Which lines hold the string "table"? Copy every one of them.

[begin Record excerpts]

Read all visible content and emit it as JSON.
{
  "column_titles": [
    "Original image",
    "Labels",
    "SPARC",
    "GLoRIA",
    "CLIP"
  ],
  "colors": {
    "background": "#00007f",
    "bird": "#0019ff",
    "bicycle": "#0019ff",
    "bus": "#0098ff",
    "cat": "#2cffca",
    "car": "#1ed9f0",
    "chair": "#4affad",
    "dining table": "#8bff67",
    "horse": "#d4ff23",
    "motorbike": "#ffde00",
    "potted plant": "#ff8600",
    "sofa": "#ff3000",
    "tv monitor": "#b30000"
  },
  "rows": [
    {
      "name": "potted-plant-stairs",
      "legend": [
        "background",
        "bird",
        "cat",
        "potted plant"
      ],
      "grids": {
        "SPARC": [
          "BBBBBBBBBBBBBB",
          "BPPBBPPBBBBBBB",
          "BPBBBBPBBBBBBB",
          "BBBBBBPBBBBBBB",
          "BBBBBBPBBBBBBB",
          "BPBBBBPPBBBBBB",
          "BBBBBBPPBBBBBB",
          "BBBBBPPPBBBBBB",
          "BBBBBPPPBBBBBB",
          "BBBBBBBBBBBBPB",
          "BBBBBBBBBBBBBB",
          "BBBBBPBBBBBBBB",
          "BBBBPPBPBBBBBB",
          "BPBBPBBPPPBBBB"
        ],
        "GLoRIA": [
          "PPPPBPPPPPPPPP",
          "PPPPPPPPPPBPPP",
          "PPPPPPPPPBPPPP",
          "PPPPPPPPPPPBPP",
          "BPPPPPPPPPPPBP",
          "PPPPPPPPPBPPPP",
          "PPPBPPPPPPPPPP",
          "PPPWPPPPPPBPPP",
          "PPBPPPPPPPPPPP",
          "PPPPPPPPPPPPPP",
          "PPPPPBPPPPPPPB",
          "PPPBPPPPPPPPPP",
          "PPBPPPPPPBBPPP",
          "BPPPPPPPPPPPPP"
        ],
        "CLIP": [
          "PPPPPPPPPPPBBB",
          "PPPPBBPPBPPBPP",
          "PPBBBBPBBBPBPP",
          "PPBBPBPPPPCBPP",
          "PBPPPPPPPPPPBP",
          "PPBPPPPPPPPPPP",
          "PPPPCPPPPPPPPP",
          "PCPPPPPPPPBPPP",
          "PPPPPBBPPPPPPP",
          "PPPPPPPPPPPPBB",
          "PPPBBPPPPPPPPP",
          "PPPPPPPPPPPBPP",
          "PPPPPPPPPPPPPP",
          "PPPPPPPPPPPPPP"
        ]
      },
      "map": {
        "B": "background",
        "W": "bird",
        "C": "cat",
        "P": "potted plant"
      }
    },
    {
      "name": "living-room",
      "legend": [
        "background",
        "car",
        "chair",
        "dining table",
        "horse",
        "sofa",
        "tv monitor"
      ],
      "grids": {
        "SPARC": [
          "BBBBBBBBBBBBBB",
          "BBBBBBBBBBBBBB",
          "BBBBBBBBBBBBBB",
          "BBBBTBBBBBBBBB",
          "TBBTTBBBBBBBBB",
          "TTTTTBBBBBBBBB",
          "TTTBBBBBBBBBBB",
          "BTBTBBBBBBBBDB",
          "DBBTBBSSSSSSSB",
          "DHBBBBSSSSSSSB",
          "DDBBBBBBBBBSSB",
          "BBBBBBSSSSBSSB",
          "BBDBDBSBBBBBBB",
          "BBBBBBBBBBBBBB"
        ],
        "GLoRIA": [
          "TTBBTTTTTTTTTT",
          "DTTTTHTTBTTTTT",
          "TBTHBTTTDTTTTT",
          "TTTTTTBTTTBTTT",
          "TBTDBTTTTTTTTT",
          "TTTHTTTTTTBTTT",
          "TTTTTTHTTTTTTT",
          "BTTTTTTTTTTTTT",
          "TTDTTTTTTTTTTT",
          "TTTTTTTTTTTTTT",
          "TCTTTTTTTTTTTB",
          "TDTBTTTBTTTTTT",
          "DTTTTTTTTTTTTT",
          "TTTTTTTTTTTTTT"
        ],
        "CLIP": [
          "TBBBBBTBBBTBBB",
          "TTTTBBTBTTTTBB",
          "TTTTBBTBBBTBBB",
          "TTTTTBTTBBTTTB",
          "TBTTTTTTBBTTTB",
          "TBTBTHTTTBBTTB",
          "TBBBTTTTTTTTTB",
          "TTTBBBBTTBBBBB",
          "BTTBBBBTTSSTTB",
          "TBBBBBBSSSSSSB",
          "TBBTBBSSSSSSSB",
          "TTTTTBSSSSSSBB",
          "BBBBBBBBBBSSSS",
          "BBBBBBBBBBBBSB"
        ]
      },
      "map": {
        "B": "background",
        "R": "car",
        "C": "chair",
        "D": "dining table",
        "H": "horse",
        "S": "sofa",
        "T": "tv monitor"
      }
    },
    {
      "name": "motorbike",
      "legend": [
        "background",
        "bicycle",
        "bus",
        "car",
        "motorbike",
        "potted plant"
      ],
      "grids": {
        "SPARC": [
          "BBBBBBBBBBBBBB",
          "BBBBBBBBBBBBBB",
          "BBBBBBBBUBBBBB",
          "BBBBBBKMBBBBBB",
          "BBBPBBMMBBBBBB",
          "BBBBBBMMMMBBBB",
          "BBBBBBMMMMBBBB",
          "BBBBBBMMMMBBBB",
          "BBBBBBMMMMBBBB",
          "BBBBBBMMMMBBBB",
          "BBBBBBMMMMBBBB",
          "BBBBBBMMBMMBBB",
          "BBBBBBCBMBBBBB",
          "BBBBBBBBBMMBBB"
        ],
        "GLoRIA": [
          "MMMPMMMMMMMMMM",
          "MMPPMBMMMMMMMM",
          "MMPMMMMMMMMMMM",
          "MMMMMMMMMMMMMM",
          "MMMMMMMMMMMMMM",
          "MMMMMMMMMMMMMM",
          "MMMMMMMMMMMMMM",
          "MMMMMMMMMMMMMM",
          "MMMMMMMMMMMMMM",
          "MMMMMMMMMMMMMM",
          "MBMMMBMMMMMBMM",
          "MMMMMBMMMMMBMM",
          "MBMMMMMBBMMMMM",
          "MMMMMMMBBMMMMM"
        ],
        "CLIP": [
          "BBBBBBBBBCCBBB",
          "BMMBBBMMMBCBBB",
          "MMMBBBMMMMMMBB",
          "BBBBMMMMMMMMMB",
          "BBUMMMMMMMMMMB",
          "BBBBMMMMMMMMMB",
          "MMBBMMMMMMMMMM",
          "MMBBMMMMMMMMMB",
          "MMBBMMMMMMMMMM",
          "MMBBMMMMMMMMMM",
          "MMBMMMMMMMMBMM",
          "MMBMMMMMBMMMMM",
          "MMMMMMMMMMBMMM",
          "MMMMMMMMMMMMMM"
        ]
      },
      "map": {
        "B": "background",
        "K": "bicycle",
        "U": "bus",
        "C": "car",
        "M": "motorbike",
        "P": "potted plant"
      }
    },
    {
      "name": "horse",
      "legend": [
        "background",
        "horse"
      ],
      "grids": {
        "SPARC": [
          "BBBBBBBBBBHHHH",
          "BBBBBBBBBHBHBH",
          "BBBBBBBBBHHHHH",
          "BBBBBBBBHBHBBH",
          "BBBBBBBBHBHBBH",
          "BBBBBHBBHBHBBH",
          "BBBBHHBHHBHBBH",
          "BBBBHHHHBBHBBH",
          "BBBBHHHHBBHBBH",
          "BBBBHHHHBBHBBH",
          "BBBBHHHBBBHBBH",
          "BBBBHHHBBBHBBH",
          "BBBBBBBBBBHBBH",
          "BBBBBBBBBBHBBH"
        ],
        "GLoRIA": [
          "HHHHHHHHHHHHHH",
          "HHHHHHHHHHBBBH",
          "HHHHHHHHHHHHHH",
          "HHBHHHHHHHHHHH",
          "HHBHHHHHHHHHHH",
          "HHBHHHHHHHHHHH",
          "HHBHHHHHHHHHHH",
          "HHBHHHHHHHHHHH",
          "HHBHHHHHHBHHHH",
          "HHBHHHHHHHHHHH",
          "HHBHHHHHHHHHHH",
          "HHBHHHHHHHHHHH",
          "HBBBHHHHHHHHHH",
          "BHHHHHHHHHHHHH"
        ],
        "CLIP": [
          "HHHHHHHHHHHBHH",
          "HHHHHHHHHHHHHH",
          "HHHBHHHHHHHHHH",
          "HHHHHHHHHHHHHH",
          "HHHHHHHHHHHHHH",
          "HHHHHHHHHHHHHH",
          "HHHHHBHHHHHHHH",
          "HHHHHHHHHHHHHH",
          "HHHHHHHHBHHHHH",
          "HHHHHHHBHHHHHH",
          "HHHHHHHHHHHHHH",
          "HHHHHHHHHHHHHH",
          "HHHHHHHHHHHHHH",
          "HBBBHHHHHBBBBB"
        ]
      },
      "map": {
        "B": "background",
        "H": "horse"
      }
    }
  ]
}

[end Record excerpts]

- **Task solution**
    "dining table": "#8bff67",
        "dining table",
        "D": "dining table",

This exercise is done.